■ Passage given
□ □ □
To obtain ToBin for sQ-RNS, steps 3 and 4 in Fig. 11 should be respectively modified by the following parts of the equation. These need a 2n-word table for sQ-RNS in addition to the conventional RNS M-reds.

$$\begin{aligned}&\mathrm{diag}\left[ \left\langle 2^{-w} \right\rangle _{m'_1}, \dots , \left\langle 2^{-w} \right\rangle _{m'_n} \right] \otimes ,\\&\left[ \begin{array}{c} \left\langle -{M'_1}^{-1}2^{-w} \right\rangle _{m'_1} \\ \vdots \\ \left\langle -{M'_n}^{-1}2^{-w} \right\rangle _{m'_n} \end{array} \right] \otimes . \end{aligned}$$

Fig. 11

ToBin transform for dQ-RNS

5.4 Degree of laziness

We will represent the upper bound for degree of laziness \(\nu \) described with Q-RNS parameters. As a typical lazy reduction, we consider the product sum.
□ □ □
■ Raw records

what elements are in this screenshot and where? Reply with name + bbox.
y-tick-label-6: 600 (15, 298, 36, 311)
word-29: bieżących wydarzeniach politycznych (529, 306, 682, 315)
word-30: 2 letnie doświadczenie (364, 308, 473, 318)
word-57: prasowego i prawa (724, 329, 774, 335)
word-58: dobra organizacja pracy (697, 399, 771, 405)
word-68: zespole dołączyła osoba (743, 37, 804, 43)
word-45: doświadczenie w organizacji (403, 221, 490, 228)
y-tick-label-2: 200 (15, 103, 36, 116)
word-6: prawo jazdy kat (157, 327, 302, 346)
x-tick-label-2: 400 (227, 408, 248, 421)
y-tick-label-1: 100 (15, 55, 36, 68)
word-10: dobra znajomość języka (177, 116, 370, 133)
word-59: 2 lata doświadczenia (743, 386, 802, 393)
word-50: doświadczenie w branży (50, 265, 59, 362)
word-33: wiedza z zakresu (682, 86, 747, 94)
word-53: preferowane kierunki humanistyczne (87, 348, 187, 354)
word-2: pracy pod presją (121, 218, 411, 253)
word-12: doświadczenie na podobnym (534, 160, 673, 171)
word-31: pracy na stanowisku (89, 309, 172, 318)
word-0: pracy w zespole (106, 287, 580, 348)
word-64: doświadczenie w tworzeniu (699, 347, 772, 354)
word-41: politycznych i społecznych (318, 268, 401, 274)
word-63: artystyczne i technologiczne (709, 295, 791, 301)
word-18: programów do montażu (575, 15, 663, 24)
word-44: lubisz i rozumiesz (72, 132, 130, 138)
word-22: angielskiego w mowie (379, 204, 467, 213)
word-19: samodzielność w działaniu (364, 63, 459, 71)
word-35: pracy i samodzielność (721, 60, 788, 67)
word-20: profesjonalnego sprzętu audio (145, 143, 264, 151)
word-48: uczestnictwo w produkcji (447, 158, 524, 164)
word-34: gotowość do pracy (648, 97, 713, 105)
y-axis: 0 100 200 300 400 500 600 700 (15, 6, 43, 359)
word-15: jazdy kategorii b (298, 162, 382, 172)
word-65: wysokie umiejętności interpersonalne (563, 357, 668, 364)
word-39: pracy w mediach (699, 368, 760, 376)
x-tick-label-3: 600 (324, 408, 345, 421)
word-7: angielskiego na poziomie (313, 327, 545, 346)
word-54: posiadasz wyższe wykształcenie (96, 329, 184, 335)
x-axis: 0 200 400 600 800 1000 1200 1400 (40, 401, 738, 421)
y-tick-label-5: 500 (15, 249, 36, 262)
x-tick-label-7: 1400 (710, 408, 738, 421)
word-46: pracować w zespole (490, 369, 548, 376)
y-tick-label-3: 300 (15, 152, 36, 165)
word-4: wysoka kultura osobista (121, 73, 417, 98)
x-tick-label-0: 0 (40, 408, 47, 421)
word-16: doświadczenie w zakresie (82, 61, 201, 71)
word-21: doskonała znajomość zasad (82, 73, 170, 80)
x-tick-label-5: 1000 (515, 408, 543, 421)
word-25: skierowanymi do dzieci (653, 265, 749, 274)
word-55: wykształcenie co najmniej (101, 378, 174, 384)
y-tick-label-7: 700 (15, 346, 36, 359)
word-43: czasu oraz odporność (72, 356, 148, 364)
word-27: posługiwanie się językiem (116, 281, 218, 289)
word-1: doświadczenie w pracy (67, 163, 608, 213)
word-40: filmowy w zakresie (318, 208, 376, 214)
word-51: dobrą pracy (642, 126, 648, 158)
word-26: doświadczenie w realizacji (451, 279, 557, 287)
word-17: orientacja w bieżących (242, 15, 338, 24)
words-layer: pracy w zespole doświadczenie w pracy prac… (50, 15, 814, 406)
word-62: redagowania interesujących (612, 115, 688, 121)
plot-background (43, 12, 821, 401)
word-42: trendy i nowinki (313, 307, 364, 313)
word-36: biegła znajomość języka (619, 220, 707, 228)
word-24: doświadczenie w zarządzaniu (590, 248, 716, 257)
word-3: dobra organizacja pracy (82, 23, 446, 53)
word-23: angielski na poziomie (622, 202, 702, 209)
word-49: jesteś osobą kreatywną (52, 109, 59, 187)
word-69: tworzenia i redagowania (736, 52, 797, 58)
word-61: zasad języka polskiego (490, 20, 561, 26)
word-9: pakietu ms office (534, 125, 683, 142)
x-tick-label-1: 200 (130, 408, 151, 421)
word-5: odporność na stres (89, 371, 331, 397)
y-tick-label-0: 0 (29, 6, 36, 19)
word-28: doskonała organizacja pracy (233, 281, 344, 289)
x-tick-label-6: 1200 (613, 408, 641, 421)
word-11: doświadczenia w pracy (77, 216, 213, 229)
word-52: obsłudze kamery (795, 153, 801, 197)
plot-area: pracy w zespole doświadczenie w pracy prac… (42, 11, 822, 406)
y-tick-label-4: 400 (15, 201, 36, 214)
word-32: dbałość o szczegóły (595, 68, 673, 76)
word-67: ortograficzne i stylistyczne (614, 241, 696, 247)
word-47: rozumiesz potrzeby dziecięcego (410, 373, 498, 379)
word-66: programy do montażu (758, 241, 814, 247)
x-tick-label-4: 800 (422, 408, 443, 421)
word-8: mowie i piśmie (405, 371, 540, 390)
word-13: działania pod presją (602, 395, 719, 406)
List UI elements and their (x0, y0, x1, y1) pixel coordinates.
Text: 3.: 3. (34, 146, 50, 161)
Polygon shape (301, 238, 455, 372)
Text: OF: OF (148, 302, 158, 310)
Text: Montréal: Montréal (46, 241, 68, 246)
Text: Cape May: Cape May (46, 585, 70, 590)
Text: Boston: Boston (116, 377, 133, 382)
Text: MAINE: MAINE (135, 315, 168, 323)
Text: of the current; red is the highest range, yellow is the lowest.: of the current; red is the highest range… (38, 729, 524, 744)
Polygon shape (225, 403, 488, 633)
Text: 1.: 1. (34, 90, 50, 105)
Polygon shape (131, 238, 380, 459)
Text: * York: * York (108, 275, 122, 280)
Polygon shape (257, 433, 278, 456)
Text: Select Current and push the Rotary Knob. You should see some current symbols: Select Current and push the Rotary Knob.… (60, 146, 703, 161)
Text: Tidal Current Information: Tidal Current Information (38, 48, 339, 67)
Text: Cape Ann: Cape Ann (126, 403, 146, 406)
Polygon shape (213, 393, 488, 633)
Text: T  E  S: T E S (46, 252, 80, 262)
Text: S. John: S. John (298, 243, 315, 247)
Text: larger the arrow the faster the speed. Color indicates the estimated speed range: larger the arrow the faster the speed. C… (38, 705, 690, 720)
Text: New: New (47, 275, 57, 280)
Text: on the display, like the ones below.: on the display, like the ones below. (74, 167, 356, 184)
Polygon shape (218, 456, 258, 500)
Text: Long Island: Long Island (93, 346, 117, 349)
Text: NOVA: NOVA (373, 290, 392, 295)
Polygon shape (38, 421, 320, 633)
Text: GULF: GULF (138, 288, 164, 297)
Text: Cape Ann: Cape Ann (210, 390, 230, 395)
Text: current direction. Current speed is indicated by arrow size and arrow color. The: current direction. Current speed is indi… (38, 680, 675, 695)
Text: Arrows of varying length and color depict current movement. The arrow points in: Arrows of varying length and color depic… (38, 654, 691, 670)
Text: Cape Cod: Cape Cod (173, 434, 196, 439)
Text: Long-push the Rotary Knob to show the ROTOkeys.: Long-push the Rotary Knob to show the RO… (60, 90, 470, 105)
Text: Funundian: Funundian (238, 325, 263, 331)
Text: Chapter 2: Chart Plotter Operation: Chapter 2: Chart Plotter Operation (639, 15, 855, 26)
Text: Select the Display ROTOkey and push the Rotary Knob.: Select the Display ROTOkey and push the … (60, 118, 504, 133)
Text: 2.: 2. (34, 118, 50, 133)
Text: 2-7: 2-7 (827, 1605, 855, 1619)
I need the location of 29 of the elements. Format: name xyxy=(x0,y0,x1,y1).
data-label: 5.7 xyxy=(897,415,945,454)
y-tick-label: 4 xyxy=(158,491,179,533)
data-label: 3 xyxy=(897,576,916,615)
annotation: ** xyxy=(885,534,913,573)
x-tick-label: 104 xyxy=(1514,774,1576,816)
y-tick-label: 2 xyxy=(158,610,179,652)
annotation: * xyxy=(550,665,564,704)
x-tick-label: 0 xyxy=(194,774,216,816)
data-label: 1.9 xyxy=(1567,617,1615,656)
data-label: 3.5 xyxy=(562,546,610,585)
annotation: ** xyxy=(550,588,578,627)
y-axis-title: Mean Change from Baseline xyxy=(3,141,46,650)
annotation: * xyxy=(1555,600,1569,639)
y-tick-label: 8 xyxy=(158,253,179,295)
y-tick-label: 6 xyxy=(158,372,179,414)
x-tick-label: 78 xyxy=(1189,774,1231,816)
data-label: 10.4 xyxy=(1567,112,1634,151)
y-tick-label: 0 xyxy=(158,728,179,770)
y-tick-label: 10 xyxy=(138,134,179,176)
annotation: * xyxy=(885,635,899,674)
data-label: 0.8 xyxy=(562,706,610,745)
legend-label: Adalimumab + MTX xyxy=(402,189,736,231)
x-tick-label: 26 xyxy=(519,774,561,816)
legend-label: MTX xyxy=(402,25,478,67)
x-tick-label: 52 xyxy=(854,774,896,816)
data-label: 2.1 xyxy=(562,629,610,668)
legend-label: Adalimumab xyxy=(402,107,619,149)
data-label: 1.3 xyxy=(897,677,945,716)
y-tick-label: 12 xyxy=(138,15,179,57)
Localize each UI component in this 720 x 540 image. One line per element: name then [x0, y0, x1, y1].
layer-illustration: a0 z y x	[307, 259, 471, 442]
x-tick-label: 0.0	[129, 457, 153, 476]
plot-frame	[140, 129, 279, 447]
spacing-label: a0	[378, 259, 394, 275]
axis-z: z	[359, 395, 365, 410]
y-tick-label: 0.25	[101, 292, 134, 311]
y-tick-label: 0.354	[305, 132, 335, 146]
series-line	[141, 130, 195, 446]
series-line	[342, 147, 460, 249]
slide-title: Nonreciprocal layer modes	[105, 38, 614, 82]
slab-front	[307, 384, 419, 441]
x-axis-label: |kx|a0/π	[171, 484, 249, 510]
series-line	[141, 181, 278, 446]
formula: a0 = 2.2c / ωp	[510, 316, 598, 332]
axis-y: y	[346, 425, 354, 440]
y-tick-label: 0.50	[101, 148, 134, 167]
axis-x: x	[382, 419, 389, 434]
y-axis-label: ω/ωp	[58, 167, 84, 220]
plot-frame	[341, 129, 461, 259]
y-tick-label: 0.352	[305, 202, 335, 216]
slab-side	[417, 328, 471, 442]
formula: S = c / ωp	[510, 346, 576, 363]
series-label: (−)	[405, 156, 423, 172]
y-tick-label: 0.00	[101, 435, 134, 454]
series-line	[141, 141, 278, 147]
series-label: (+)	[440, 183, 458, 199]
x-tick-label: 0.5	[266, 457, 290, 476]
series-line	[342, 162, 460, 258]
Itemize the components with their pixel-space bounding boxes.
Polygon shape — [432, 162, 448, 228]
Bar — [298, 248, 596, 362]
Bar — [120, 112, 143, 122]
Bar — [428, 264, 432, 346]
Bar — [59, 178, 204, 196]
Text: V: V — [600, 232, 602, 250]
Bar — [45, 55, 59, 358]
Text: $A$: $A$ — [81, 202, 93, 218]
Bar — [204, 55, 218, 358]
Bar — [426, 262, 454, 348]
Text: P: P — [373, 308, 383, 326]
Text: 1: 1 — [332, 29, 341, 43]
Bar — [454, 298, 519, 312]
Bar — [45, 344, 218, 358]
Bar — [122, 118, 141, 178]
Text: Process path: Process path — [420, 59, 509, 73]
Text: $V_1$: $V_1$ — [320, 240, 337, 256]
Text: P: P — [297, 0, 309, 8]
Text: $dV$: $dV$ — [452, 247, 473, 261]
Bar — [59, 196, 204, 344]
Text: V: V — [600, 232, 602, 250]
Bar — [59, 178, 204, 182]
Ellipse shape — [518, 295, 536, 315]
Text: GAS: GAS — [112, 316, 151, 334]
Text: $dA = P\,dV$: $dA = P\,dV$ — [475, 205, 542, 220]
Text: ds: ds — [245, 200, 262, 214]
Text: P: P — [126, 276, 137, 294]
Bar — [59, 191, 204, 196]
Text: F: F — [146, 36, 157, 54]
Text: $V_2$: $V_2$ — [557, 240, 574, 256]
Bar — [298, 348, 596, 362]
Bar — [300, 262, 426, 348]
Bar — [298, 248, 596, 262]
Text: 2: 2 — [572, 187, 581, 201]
□ □ □
■ Problem 1
In the sQ-RNS excerpt, what does sQ-RNS need in addition to the conventional RNS M-reds?
■ Problem 2
Reproduce the section of the sQ-RNS excerpt starting at "5.4 Degree of" and ending at "the product sum.".

■ Final answer 1
A 2n-word table.

■ Final answer 2
5.4 Degree of laziness

We will represent the upper bound for degree of laziness \(\nu \) described with Q-RNS parameters. As a typical lazy reduction, we consider the product sum.